Copy every line of the records below where the word "will" occurs.

··· ROWS ···

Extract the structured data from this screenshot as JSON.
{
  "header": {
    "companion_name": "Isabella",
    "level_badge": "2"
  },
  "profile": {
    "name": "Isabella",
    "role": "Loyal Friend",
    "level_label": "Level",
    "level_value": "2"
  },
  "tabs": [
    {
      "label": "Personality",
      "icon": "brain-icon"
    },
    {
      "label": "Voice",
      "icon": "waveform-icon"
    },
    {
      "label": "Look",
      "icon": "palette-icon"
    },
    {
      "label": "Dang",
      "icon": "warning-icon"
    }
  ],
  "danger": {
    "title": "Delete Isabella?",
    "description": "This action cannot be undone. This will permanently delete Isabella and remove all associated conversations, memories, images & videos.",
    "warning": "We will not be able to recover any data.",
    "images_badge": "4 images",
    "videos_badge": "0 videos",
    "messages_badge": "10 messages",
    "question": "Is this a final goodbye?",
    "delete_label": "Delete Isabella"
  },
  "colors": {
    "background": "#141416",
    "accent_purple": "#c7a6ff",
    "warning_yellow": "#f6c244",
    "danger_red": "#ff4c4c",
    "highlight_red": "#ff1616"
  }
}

···
··· ROWS ···

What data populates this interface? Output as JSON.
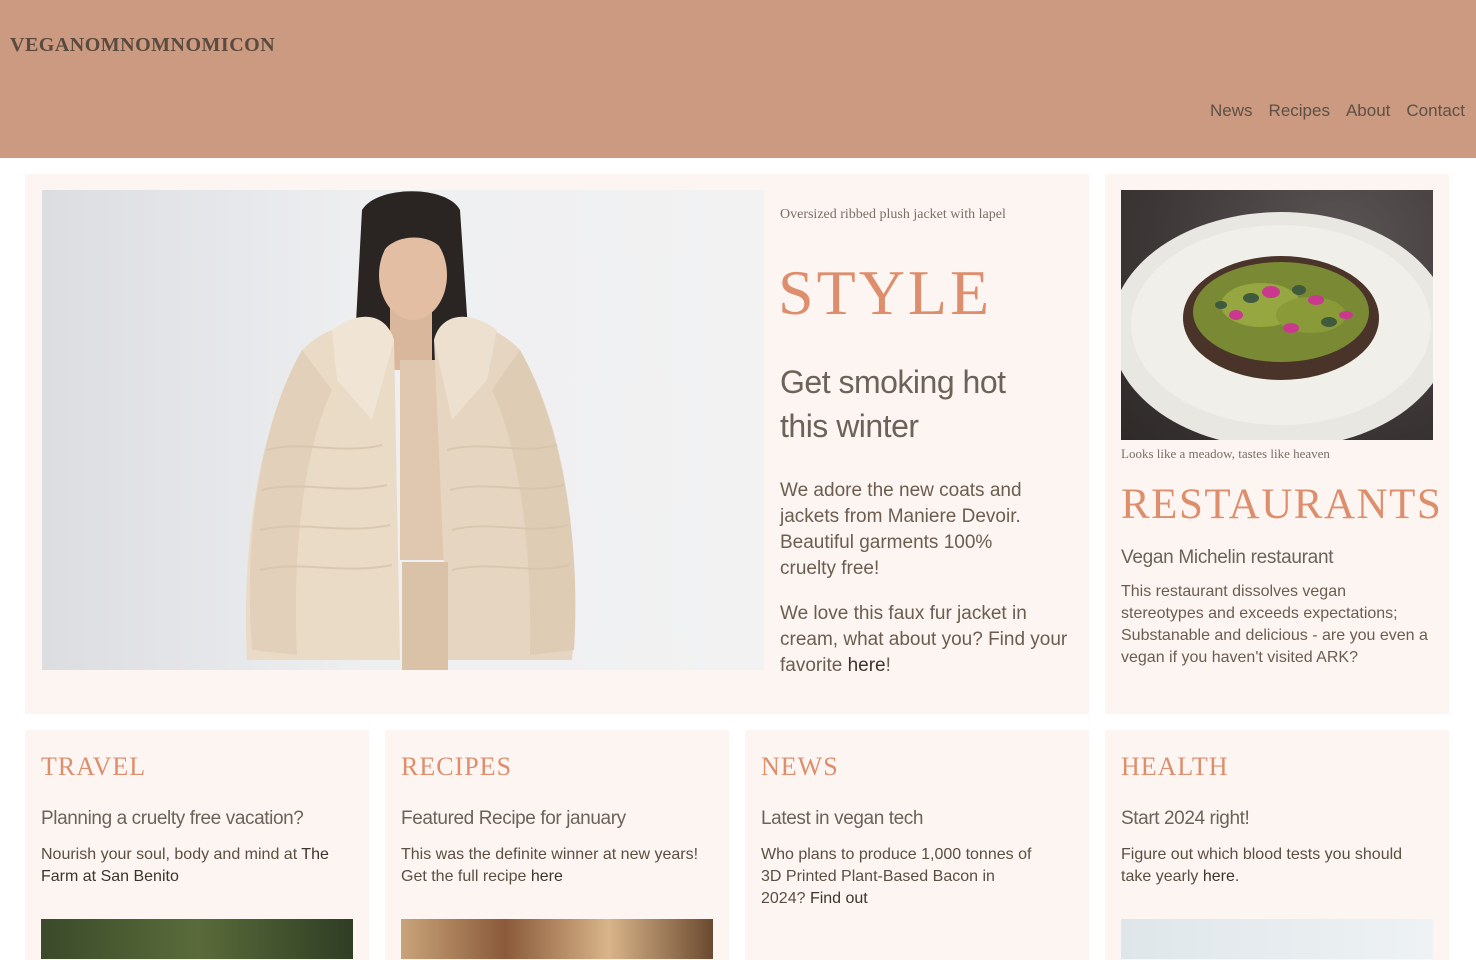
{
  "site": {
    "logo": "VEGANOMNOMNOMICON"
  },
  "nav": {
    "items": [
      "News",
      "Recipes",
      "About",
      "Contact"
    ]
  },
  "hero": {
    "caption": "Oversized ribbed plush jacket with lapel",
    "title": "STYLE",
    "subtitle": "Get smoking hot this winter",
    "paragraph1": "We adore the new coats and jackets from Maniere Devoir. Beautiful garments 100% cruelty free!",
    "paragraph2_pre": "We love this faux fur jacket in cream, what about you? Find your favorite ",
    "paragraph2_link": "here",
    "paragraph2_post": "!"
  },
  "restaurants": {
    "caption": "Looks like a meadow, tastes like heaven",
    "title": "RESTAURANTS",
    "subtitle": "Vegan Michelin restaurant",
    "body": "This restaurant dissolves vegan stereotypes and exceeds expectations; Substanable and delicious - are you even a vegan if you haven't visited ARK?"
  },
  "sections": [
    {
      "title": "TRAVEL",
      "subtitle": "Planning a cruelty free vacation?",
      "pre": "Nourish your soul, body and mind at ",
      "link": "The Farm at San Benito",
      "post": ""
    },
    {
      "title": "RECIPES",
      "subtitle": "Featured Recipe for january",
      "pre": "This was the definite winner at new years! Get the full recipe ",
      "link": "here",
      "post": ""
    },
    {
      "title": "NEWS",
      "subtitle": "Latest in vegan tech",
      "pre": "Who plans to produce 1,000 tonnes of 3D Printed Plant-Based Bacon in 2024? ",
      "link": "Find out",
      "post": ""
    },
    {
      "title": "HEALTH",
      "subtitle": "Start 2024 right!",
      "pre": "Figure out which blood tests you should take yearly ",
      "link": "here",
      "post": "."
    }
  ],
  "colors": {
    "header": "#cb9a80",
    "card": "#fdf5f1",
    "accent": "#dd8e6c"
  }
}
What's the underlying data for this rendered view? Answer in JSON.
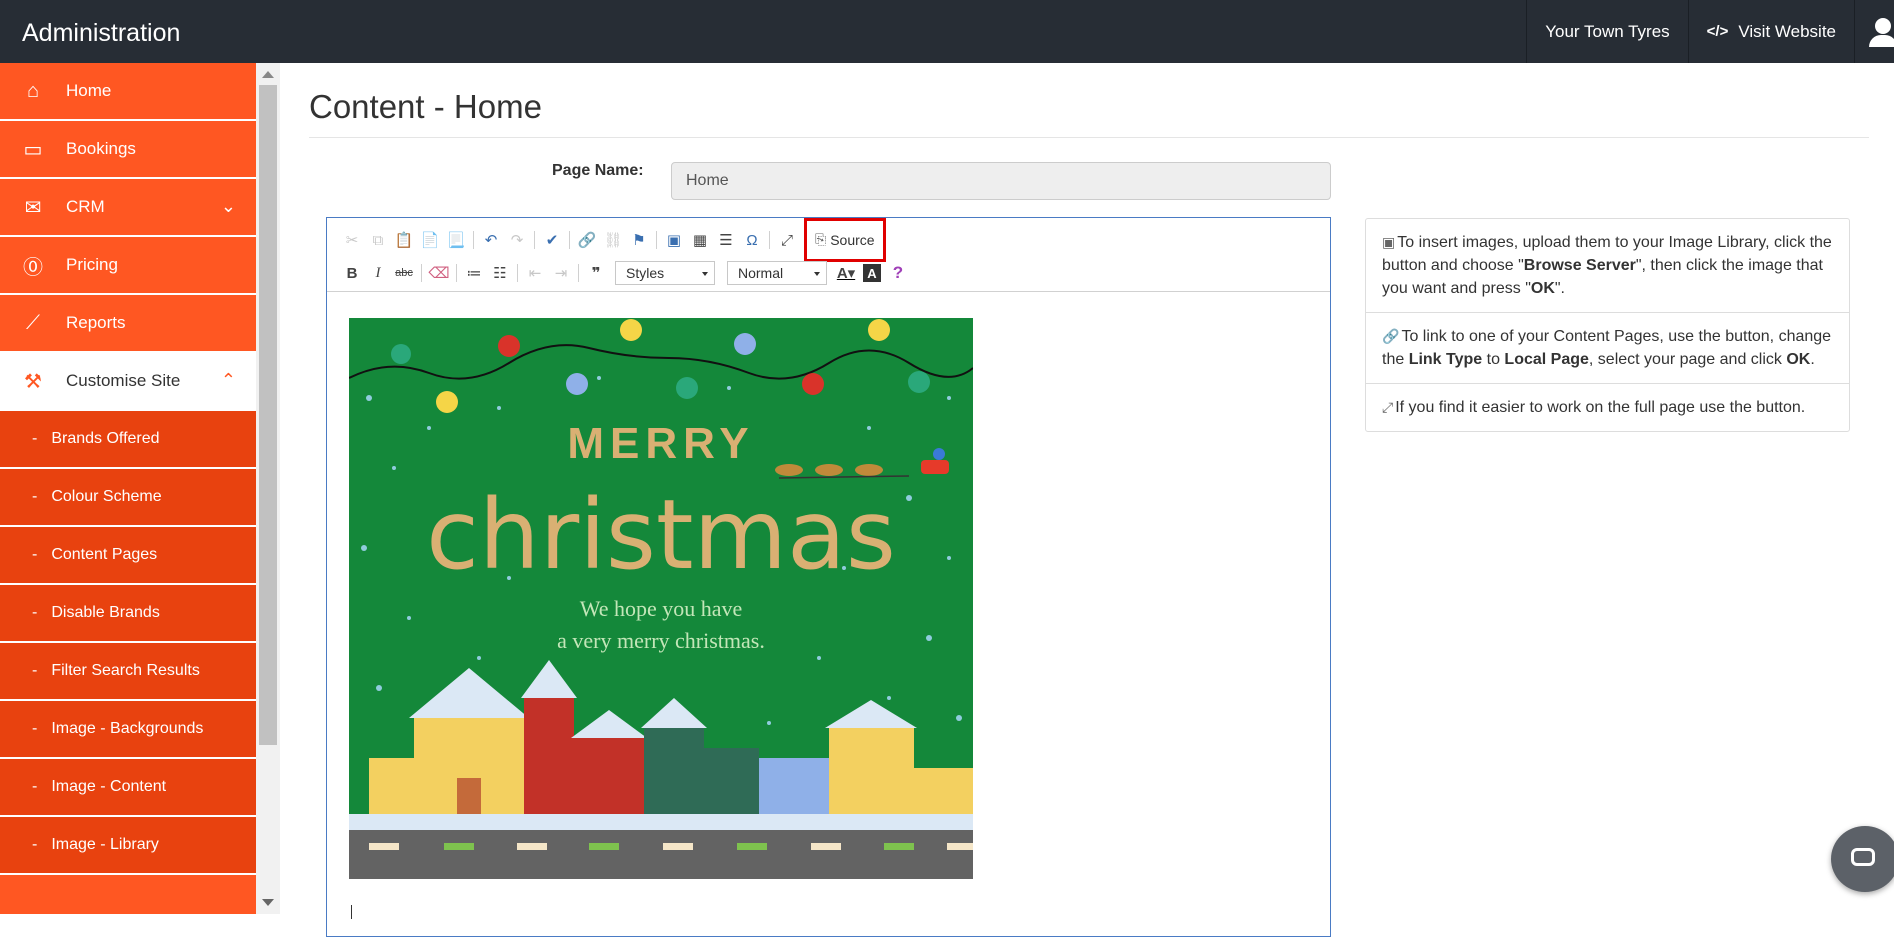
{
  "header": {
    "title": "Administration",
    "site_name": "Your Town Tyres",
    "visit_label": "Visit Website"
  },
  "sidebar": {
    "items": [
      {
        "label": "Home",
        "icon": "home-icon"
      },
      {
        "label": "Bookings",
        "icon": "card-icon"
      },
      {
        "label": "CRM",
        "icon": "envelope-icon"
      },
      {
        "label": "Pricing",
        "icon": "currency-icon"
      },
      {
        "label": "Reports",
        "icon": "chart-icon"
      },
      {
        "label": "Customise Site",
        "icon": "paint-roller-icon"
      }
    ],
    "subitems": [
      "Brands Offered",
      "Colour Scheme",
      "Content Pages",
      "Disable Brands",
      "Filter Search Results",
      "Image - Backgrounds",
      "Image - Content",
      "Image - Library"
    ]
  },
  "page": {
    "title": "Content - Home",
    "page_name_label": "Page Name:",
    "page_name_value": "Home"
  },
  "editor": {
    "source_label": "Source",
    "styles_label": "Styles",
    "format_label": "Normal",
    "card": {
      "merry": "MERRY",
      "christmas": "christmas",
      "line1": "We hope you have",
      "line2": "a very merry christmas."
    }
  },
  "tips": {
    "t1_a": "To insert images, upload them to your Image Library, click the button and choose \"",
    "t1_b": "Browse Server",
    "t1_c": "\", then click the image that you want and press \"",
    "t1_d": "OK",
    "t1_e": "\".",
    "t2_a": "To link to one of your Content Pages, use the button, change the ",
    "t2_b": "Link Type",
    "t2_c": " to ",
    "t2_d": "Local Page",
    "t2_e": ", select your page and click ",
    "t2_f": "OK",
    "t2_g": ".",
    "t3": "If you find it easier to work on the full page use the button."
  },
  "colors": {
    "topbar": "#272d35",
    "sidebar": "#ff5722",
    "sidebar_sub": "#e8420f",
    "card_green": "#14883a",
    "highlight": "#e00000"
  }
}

···

• _FINISHED TASK_
    "description": "This action cannot be undone. This will permanently delete Isabella and remove all associated conversations, memories, images & videos.",
    "warning": "We will not be able to recover any data.",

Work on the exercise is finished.